--- START ---

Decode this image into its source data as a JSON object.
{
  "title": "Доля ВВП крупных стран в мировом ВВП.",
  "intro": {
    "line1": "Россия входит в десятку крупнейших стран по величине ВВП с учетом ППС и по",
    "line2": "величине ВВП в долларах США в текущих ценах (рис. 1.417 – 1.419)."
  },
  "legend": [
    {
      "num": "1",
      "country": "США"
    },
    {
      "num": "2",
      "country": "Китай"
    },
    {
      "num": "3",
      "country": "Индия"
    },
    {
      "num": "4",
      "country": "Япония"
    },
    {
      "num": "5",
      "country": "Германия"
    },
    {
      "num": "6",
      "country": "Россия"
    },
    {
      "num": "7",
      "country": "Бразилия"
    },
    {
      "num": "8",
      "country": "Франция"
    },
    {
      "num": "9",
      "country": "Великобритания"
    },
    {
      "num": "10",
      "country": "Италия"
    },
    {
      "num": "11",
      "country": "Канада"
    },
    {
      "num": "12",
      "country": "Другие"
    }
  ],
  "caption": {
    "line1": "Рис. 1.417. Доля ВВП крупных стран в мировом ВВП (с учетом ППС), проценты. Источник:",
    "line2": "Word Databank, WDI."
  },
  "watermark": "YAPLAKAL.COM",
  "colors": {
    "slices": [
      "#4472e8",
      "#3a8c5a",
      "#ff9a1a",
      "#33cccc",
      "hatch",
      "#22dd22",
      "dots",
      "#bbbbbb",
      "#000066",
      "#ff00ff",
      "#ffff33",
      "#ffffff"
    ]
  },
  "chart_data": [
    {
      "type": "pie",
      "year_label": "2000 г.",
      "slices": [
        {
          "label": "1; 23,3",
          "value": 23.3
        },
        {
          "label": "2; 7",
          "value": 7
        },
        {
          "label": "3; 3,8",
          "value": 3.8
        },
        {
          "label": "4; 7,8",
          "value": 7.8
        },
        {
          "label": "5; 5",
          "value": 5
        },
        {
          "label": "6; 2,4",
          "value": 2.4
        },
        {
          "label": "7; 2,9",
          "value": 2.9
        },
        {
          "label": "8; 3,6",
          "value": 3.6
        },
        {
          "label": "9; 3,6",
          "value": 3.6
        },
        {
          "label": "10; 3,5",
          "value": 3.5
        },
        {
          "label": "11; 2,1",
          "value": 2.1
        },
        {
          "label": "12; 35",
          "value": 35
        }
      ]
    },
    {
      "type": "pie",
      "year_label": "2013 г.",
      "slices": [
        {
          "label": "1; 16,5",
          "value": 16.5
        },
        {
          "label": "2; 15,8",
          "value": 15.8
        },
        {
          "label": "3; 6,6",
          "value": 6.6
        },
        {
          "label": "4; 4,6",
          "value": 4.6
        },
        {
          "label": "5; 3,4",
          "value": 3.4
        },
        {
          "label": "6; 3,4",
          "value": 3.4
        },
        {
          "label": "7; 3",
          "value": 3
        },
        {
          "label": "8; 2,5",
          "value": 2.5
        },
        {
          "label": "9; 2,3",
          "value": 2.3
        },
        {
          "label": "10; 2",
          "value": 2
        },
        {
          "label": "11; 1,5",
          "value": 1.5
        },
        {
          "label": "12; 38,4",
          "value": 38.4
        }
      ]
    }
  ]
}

--- END ---

(What is expected): Write the listing out again, exactly as shown above.

(Answer to this exercise):
Decode this image into its source data as a JSON object.
{
  "title": "Доля ВВП крупных стран в мировом ВВП.",
  "intro": {
    "line1": "Россия входит в десятку крупнейших стран по величине ВВП с учетом ППС и по",
    "line2": "величине ВВП в долларах США в текущих ценах (рис. 1.417 – 1.419)."
  },
  "legend": [
    {
      "num": "1",
      "country": "США"
    },
    {
      "num": "2",
      "country": "Китай"
    },
    {
      "num": "3",
      "country": "Индия"
    },
    {
      "num": "4",
      "country": "Япония"
    },
    {
      "num": "5",
      "country": "Германия"
    },
    {
      "num": "6",
      "country": "Россия"
    },
    {
      "num": "7",
      "country": "Бразилия"
    },
    {
      "num": "8",
      "country": "Франция"
    },
    {
      "num": "9",
      "country": "Великобритания"
    },
    {
      "num": "10",
      "country": "Италия"
    },
    {
      "num": "11",
      "country": "Канада"
    },
    {
      "num": "12",
      "country": "Другие"
    }
  ],
  "caption": {
    "line1": "Рис. 1.417. Доля ВВП крупных стран в мировом ВВП (с учетом ППС), проценты. Источник:",
    "line2": "Word Databank, WDI."
  },
  "watermark": "YAPLAKAL.COM",
  "colors": {
    "slices": [
      "#4472e8",
      "#3a8c5a",
      "#ff9a1a",
      "#33cccc",
      "hatch",
      "#22dd22",
      "dots",
      "#bbbbbb",
      "#000066",
      "#ff00ff",
      "#ffff33",
      "#ffffff"
    ]
  },
  "chart_data": [
    {
      "type": "pie",
      "year_label": "2000 г.",
      "slices": [
        {
          "label": "1; 23,3",
          "value": 23.3
        },
        {
          "label": "2; 7",
          "value": 7
        },
        {
          "label": "3; 3,8",
          "value": 3.8
        },
        {
          "label": "4; 7,8",
          "value": 7.8
        },
        {
          "label": "5; 5",
          "value": 5
        },
        {
          "label": "6; 2,4",
          "value": 2.4
        },
        {
          "label": "7; 2,9",
          "value": 2.9
        },
        {
          "label": "8; 3,6",
          "value": 3.6
        },
        {
          "label": "9; 3,6",
          "value": 3.6
        },
        {
          "label": "10; 3,5",
          "value": 3.5
        },
        {
          "label": "11; 2,1",
          "value": 2.1
        },
        {
          "label": "12; 35",
          "value": 35
        }
      ]
    },
    {
      "type": "pie",
      "year_label": "2013 г.",
      "slices": [
        {
          "label": "1; 16,5",
          "value": 16.5
        },
        {
          "label": "2; 15,8",
          "value": 15.8
        },
        {
          "label": "3; 6,6",
          "value": 6.6
        },
        {
          "label": "4; 4,6",
          "value": 4.6
        },
        {
          "label": "5; 3,4",
          "value": 3.4
        },
        {
          "label": "6; 3,4",
          "value": 3.4
        },
        {
          "label": "7; 3",
          "value": 3
        },
        {
          "label": "8; 2,5",
          "value": 2.5
        },
        {
          "label": "9; 2,3",
          "value": 2.3
        },
        {
          "label": "10; 2",
          "value": 2
        },
        {
          "label": "11; 1,5",
          "value": 1.5
        },
        {
          "label": "12; 38,4",
          "value": 38.4
        }
      ]
    }
  ]
}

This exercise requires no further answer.